Given request.
Copy the records below exactly, leaving out every picture.

Raw records.
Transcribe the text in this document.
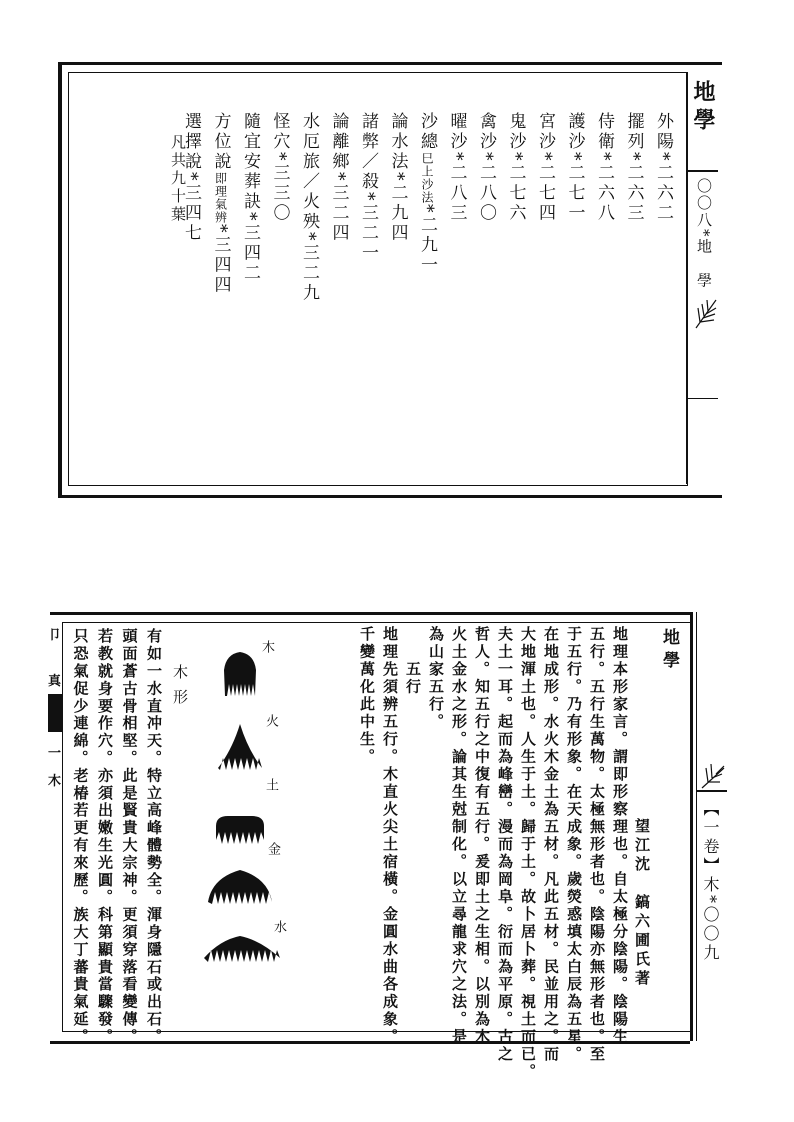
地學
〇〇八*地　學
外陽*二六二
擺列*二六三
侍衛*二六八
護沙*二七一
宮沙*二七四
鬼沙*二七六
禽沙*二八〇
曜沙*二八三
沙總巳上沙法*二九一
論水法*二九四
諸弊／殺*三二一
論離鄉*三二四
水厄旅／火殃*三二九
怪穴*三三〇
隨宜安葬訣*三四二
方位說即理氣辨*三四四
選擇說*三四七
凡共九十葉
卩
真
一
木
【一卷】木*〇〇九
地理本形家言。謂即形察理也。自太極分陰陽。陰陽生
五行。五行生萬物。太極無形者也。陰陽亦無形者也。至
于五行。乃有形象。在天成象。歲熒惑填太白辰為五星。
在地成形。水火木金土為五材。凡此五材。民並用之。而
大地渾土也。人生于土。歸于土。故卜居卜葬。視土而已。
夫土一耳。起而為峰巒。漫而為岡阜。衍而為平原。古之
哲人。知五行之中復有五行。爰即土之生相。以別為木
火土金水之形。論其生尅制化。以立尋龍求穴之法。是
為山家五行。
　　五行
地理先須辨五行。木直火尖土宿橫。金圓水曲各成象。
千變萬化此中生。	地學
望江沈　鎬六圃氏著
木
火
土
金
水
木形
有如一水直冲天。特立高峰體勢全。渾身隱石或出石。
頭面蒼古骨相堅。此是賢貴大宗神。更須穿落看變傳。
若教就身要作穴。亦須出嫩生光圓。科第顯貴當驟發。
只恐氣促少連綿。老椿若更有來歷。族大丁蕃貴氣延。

Exercise solution.
Transcribe the text in this document.
地學
〇〇八*地　學
外陽*二六二
擺列*二六三
侍衛*二六八
護沙*二七一
宮沙*二七四
鬼沙*二七六
禽沙*二八〇
曜沙*二八三
沙總巳上沙法*二九一
論水法*二九四
諸弊／殺*三二一
論離鄉*三二四
水厄旅／火殃*三二九
怪穴*三三〇
隨宜安葬訣*三四二
方位說即理氣辨*三四四
選擇說*三四七
凡共九十葉
卩
真
一
木
【一卷】木*〇〇九
地理本形家言。謂即形察理也。自太極分陰陽。陰陽生
五行。五行生萬物。太極無形者也。陰陽亦無形者也。至
于五行。乃有形象。在天成象。歲熒惑填太白辰為五星。
在地成形。水火木金土為五材。凡此五材。民並用之。而
大地渾土也。人生于土。歸于土。故卜居卜葬。視土而已。
夫土一耳。起而為峰巒。漫而為岡阜。衍而為平原。古之
哲人。知五行之中復有五行。爰即土之生相。以別為木
火土金水之形。論其生尅制化。以立尋龍求穴之法。是
為山家五行。
　　五行
地理先須辨五行。木直火尖土宿橫。金圓水曲各成象。
千變萬化此中生。	地學
望江沈　鎬六圃氏著
木
火
土
金
水
木形
有如一水直冲天。特立高峰體勢全。渾身隱石或出石。
頭面蒼古骨相堅。此是賢貴大宗神。更須穿落看變傳。
若教就身要作穴。亦須出嫩生光圓。科第顯貴當驟發。
只恐氣促少連綿。老椿若更有來歷。族大丁蕃貴氣延。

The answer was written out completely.